*SHORT TASK*: Starting at the line that contains "step-line: ausspülen und" and ending at the line that contains "step-line: Vor dem", lay out those lines of the records as a numbered list, leaving out blank lines.
★ ★ ★ ★
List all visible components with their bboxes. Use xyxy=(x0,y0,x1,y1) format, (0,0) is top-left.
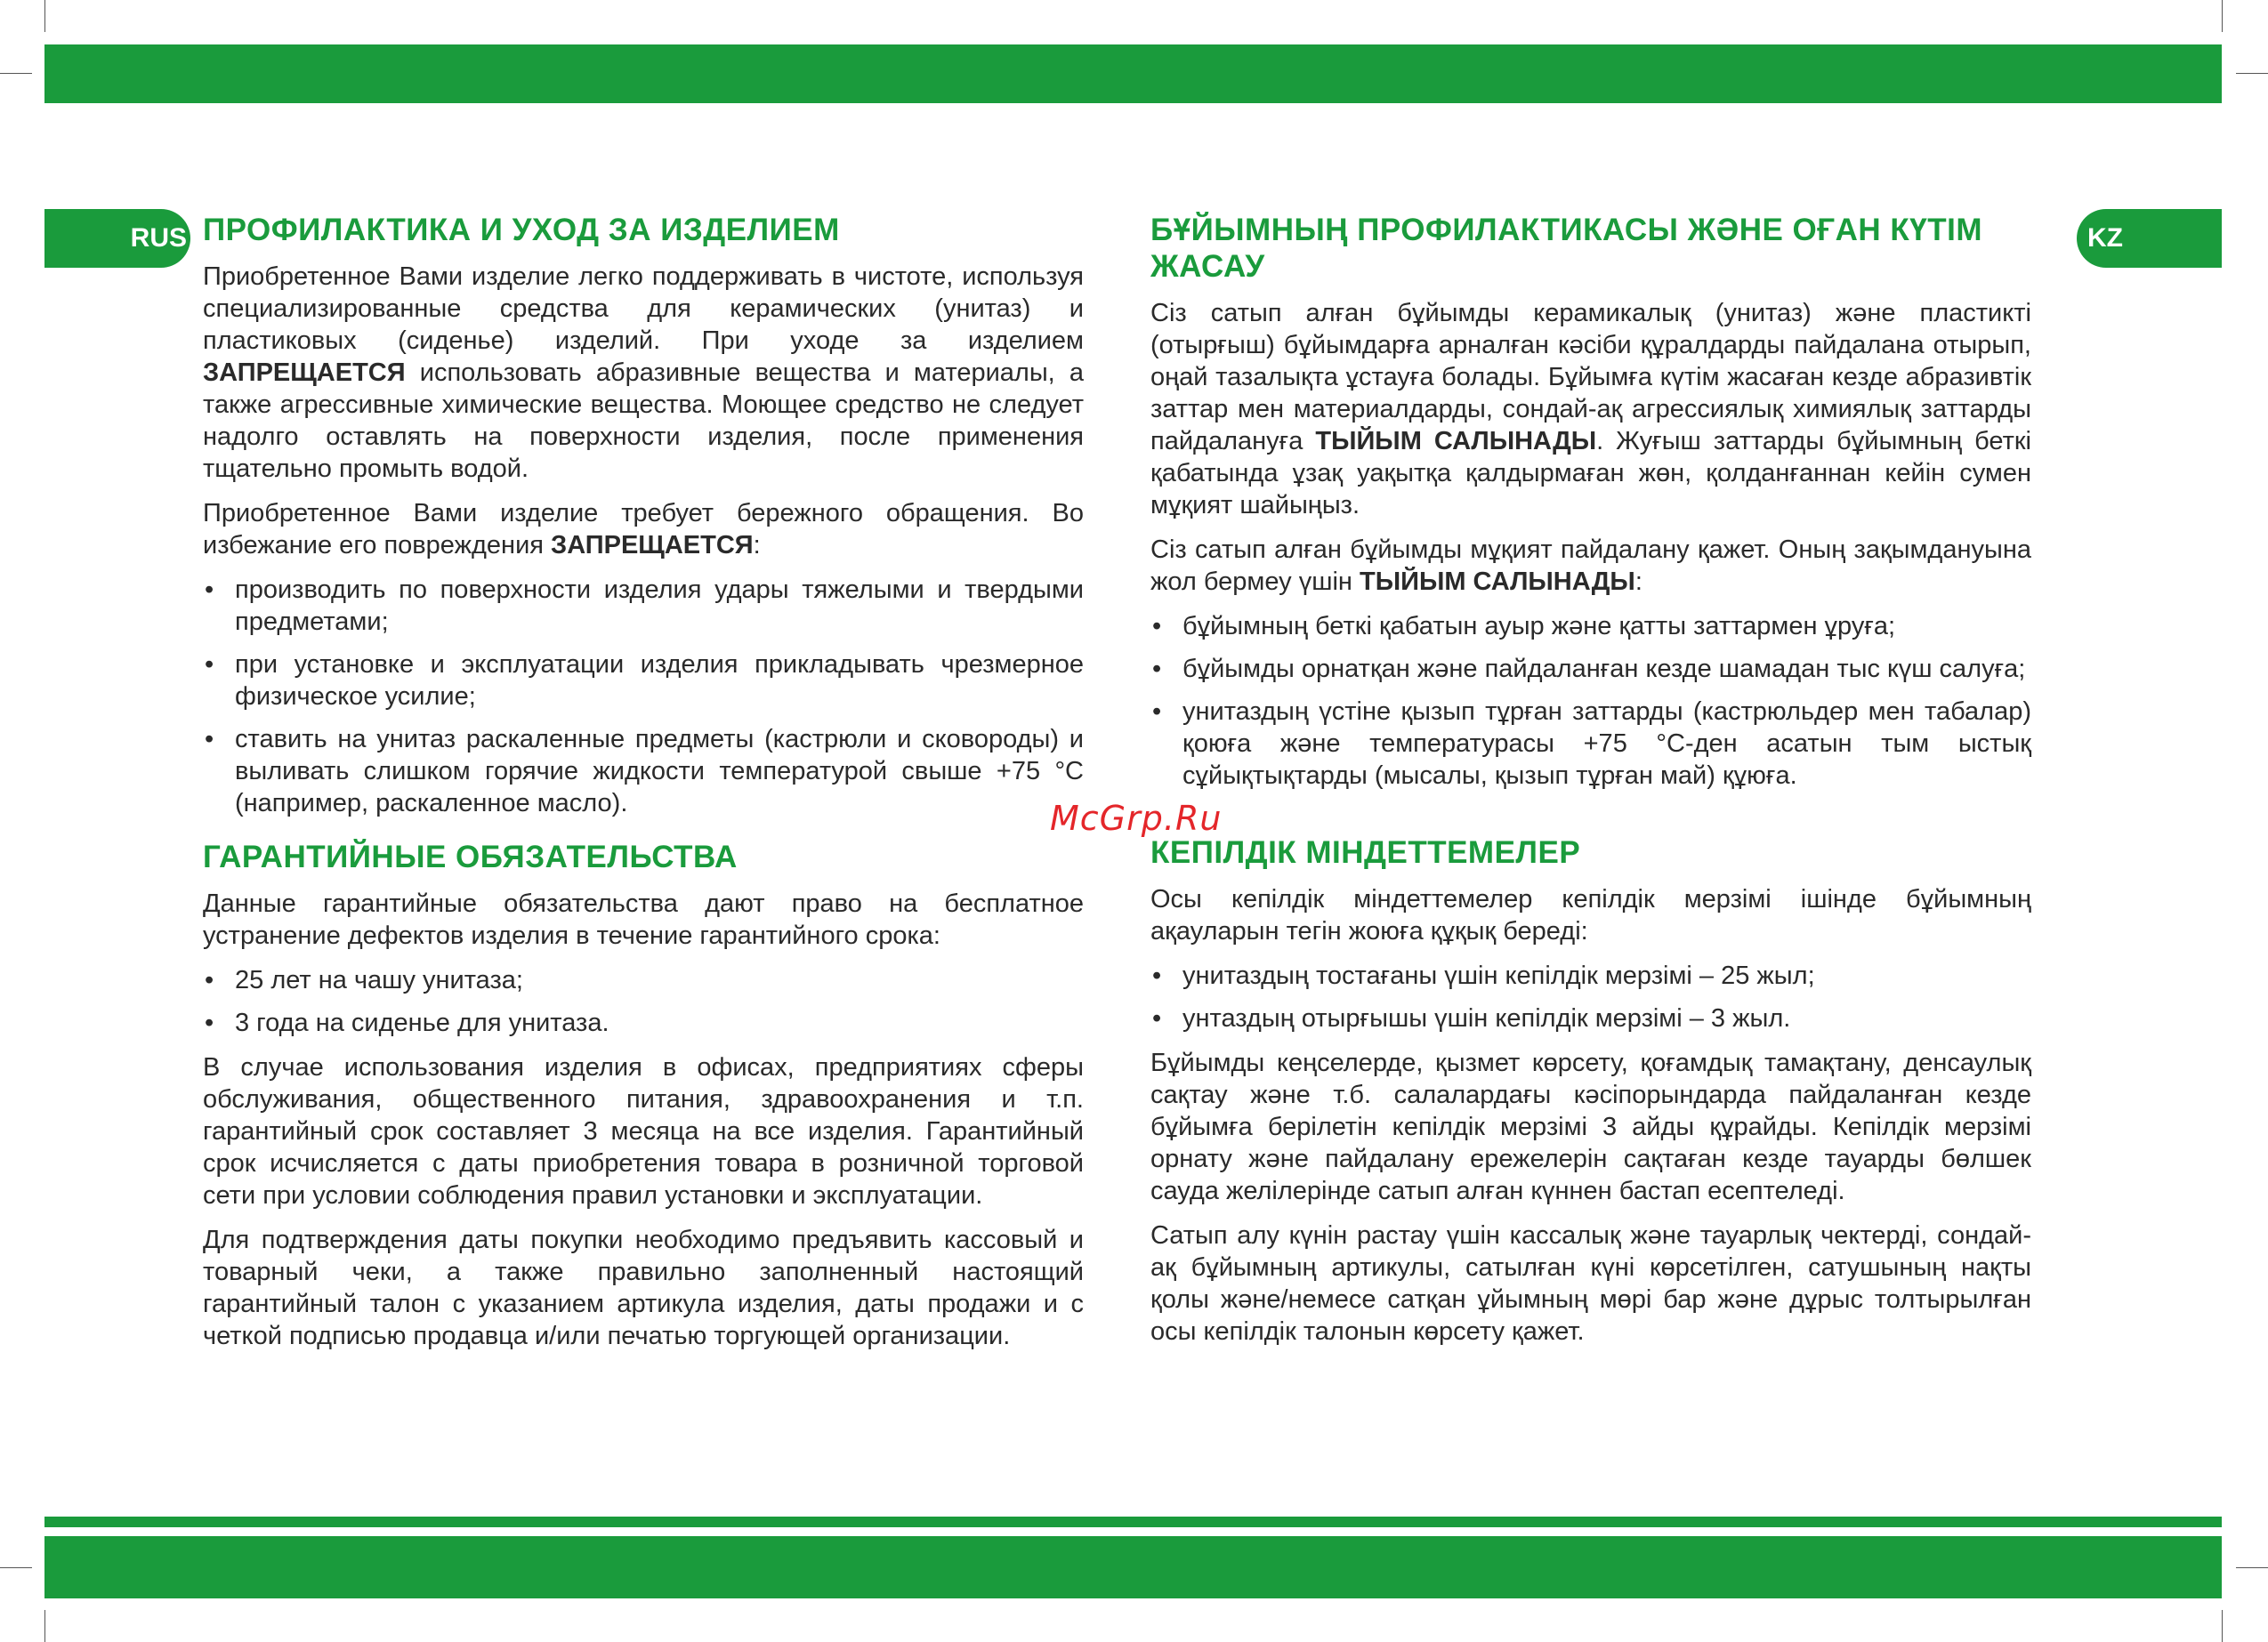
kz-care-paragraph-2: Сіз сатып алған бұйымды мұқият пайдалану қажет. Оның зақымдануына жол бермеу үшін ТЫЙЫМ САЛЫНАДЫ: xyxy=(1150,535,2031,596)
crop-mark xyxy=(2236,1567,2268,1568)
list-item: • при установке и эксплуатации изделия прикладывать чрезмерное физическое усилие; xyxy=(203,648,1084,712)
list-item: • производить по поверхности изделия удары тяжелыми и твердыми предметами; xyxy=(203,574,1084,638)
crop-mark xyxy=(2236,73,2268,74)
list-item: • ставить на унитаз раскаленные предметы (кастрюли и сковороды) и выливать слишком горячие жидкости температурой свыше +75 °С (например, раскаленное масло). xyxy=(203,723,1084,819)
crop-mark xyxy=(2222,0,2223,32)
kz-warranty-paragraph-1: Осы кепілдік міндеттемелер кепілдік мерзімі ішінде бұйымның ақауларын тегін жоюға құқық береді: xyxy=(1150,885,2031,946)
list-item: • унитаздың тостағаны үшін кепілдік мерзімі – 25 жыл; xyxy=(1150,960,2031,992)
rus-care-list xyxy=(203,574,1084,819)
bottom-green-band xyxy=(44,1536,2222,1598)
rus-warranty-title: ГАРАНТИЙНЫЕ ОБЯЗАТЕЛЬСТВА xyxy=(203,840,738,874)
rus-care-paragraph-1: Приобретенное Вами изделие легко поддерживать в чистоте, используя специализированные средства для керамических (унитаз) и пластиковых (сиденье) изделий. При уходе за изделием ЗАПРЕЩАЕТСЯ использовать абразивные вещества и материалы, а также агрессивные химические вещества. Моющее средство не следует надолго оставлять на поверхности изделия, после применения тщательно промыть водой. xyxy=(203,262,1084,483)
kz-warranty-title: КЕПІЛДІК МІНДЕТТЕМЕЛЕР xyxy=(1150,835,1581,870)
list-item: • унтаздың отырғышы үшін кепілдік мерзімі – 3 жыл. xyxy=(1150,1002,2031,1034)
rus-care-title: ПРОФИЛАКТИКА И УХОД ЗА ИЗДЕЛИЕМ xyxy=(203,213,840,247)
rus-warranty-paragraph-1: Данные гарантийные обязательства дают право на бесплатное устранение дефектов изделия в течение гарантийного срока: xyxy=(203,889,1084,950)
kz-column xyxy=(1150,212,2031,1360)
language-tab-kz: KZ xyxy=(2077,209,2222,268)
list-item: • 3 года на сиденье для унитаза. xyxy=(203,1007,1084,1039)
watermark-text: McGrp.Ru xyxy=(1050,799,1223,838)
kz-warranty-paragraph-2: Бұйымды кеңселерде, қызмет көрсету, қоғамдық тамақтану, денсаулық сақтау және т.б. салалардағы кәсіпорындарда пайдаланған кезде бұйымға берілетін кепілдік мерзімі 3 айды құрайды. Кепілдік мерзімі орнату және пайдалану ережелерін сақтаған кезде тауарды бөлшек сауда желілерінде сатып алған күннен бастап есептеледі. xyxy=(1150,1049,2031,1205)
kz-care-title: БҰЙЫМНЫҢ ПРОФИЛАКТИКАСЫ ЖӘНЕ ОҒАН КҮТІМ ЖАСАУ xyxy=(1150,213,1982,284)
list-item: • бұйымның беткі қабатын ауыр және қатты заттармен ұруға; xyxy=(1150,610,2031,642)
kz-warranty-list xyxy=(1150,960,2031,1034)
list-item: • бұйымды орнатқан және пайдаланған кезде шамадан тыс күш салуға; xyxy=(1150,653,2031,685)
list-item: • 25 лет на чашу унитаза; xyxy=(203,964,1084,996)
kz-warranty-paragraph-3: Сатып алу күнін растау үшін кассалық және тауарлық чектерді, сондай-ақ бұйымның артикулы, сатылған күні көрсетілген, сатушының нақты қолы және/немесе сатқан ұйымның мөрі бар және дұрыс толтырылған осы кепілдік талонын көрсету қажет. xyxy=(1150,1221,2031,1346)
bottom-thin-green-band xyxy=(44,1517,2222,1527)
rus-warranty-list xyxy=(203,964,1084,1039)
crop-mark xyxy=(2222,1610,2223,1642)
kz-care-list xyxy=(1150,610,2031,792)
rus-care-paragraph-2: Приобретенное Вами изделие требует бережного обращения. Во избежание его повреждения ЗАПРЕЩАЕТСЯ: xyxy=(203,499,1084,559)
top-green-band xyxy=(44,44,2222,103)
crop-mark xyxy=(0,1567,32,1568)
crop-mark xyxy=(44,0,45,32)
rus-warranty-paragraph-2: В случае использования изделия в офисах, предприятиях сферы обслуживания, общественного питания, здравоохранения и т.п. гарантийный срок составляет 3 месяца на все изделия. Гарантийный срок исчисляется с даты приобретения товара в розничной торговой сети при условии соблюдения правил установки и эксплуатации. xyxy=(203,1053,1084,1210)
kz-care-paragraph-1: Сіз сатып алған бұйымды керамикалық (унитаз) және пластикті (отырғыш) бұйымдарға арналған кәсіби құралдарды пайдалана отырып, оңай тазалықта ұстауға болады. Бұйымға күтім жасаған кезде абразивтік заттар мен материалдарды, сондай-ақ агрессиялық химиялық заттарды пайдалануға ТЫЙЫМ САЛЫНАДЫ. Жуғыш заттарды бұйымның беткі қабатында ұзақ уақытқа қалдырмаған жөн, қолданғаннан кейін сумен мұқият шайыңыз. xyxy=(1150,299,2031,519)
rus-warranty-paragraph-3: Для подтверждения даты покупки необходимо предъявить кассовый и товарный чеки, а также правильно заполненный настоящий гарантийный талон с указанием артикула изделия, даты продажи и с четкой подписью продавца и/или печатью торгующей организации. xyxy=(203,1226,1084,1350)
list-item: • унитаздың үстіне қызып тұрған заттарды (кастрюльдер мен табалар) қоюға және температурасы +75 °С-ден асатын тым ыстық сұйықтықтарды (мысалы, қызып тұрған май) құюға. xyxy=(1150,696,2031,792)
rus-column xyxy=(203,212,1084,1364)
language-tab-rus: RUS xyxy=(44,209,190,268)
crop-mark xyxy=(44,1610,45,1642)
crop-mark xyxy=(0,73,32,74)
★ ★ ★ ★
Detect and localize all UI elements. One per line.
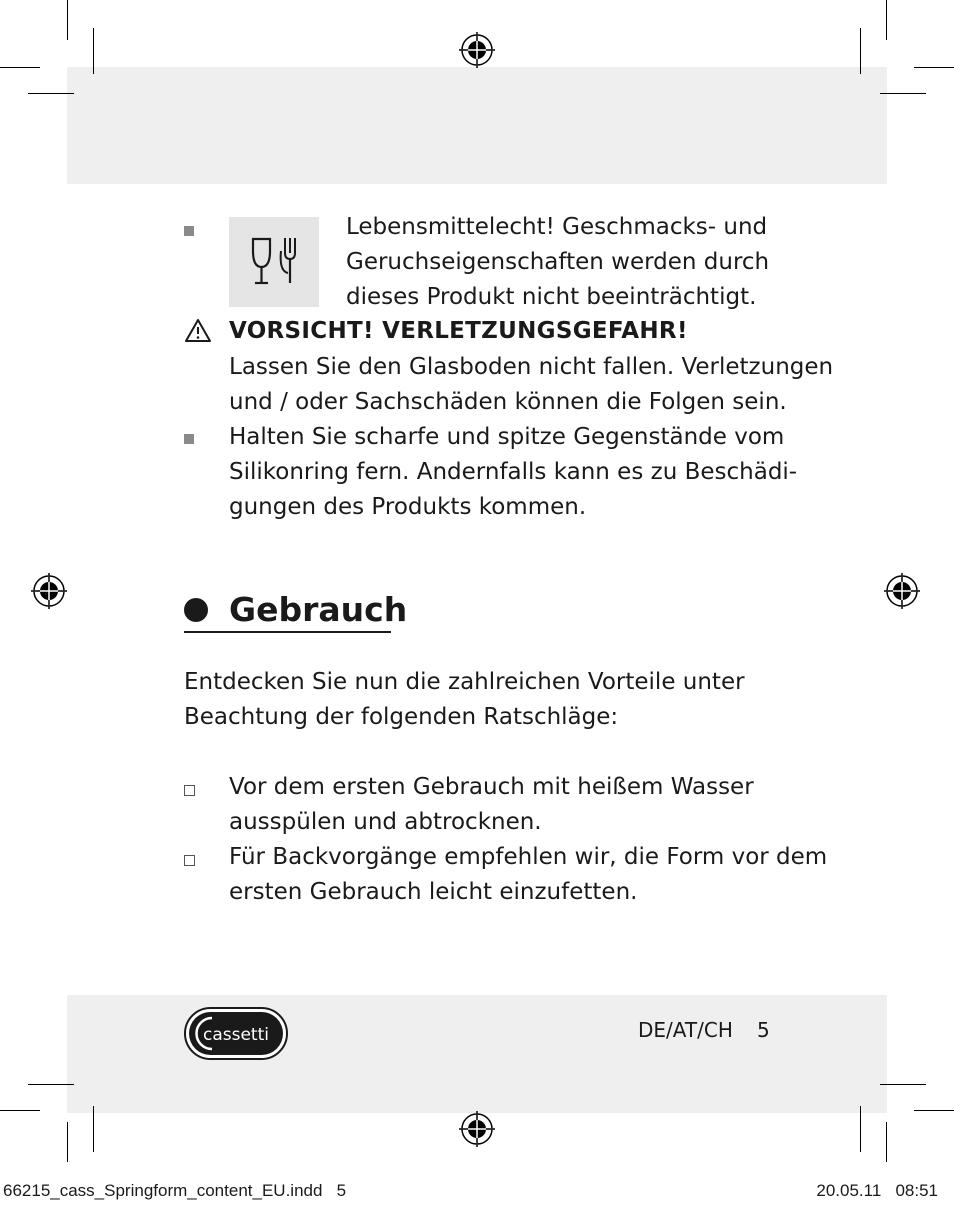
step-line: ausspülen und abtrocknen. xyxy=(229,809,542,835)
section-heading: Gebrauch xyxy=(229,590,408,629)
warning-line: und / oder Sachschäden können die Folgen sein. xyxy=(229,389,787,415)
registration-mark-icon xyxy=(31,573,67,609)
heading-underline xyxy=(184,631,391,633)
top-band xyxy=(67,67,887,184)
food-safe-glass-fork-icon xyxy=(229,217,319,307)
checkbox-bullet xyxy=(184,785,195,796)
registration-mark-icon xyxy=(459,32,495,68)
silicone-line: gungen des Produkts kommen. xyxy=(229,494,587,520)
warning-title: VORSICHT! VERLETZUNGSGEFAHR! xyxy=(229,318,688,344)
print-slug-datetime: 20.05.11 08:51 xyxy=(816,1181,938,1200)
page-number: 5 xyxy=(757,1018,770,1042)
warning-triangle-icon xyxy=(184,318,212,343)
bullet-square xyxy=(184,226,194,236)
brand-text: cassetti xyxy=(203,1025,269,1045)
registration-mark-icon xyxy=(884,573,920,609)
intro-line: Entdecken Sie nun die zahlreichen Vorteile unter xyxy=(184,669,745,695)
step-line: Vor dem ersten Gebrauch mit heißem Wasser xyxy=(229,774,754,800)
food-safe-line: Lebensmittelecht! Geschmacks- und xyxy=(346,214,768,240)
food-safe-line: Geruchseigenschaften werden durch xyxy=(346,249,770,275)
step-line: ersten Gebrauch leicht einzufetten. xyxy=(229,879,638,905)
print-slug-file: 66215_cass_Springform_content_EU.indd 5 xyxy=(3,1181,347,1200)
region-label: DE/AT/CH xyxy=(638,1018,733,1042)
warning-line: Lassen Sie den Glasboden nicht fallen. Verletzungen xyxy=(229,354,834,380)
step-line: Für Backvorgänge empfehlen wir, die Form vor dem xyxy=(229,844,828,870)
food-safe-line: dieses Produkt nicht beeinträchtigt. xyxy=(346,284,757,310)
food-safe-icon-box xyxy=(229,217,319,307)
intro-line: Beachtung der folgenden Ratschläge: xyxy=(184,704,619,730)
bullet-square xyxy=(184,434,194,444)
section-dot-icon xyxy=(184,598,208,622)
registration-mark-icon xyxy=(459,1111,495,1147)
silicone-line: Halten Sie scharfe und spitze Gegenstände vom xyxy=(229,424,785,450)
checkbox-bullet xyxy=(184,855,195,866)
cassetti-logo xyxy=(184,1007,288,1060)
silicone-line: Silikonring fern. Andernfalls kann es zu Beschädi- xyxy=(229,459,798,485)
★ ★ ★ ★
*FINAL RESULT*:
1. step-line: ausspülen und abtrocknen. xyxy=(229,809,542,835)
2. section-heading: Gebrauch xyxy=(229,590,408,629)
3. warning-line: und / oder Sachschäden können die Folgen sein. xyxy=(229,389,787,415)
4. registration-mark-icon xyxy=(31,573,67,609)
5. heading-underline xyxy=(184,631,391,633)
6. top-band xyxy=(67,67,887,184)
7. food-safe-glass-fork-icon xyxy=(229,217,319,307)
8. checkbox-bullet xyxy=(184,785,195,796)
9. registration-mark-icon xyxy=(459,32,495,68)
10. silicone-line: gungen des Produkts kommen. xyxy=(229,494,587,520)
11. warning-title: VORSICHT! VERLETZUNGSGEFAHR! xyxy=(229,318,688,344)
12. print-slug-datetime: 20.05.11 08:51 xyxy=(816,1181,938,1200)
13. page-number: 5 xyxy=(757,1018,770,1042)
14. warning-triangle-icon xyxy=(184,318,212,343)
15. bullet-square xyxy=(184,226,194,236)
16. brand-text: cassetti xyxy=(203,1025,269,1045)
17. registration-mark-icon xyxy=(884,573,920,609)
18. intro-line: Entdecken Sie nun die zahlreichen Vorteile unter xyxy=(184,669,745,695)
19. step-line: Vor dem ersten Gebrauch mit heißem Wasser xyxy=(229,774,754,800)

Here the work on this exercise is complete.